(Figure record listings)

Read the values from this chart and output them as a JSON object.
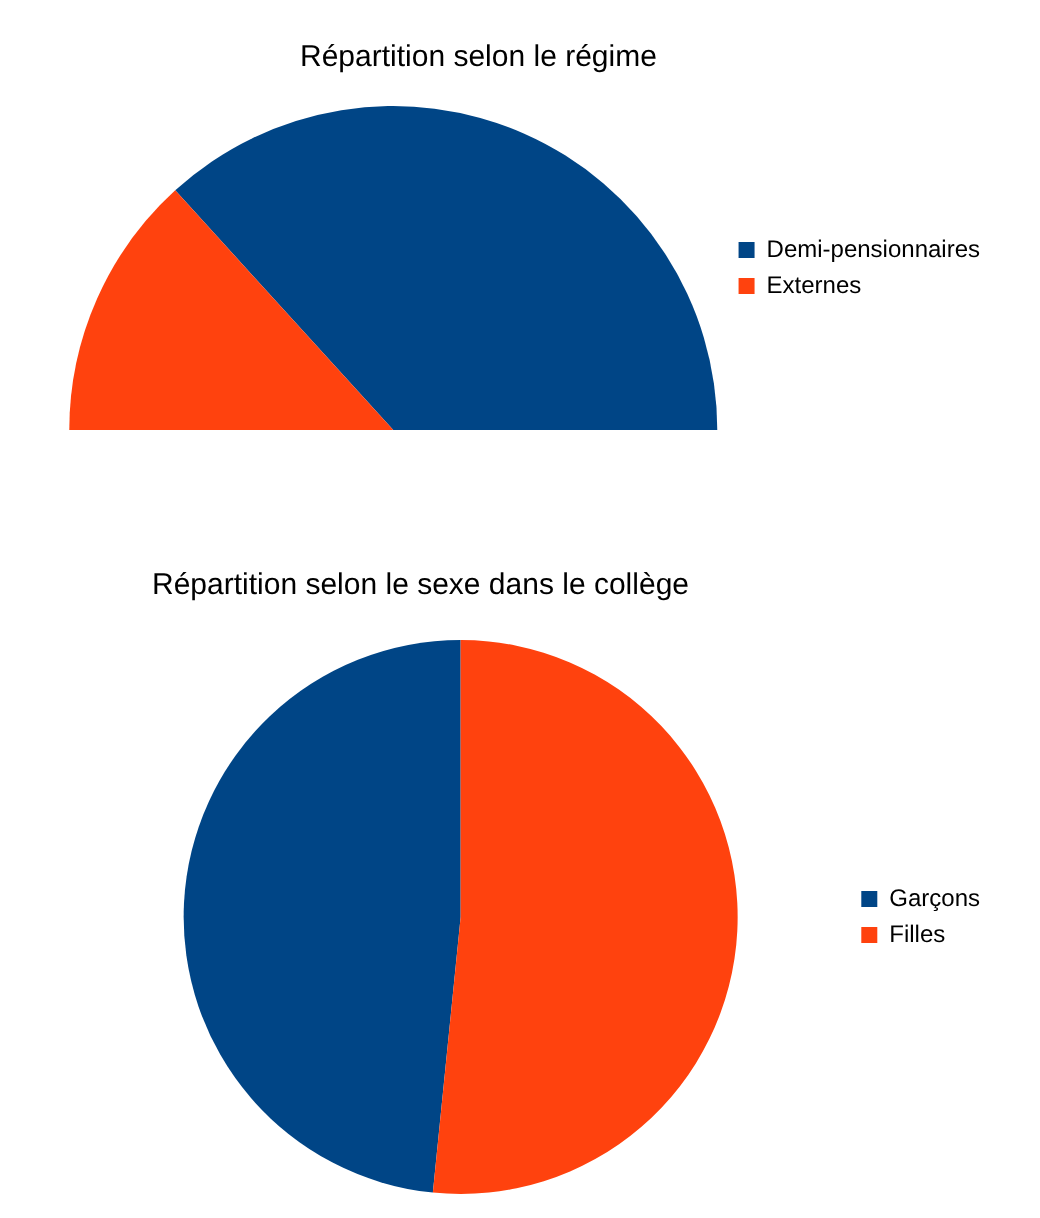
{
  "chart_data": [
    {
      "type": "pie",
      "title": "Répartition selon le régime",
      "categories": [
        "Demi-pensionnaires",
        "Externes"
      ],
      "values": [
        73.5,
        26.5
      ],
      "colors": [
        "#004586",
        "#ff420e"
      ],
      "legend": "right"
    },
    {
      "type": "pie",
      "title": "Répartition selon le sexe dans le collège",
      "categories": [
        "Garçons",
        "Filles"
      ],
      "values": [
        48.4,
        51.6
      ],
      "colors": [
        "#004586",
        "#ff420e"
      ],
      "legend": "right"
    }
  ]
}
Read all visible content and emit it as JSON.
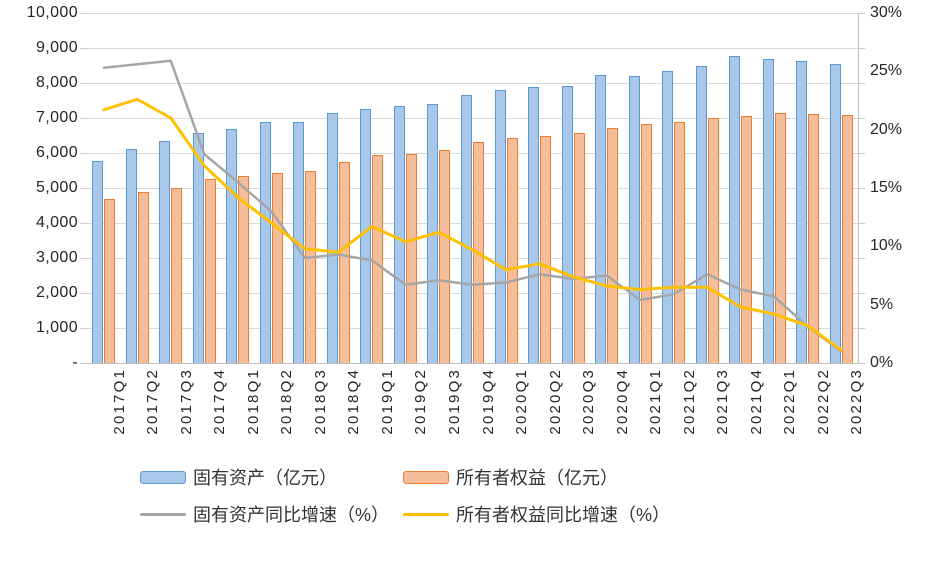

> _PROBLEM_
Images in the data above are to be skipped. Retype all other material exactly.

> _SOLUTION_
Read the values from this chart and output them as a JSON object.
{
  "chart_data": [
    {
      "type": "pie",
      "title": "Répartition selon le régime",
      "categories": [
        "Demi-pensionnaires",
        "Externes"
      ],
      "values": [
        73.5,
        26.5
      ],
      "colors": [
        "#004586",
        "#ff420e"
      ],
      "legend": "right"
    },
    {
      "type": "pie",
      "title": "Répartition selon le sexe dans le collège",
      "categories": [
        "Garçons",
        "Filles"
      ],
      "values": [
        48.4,
        51.6
      ],
      "colors": [
        "#004586",
        "#ff420e"
      ],
      "legend": "right"
    }
  ]
}
Read all visible content and emit it as JSON.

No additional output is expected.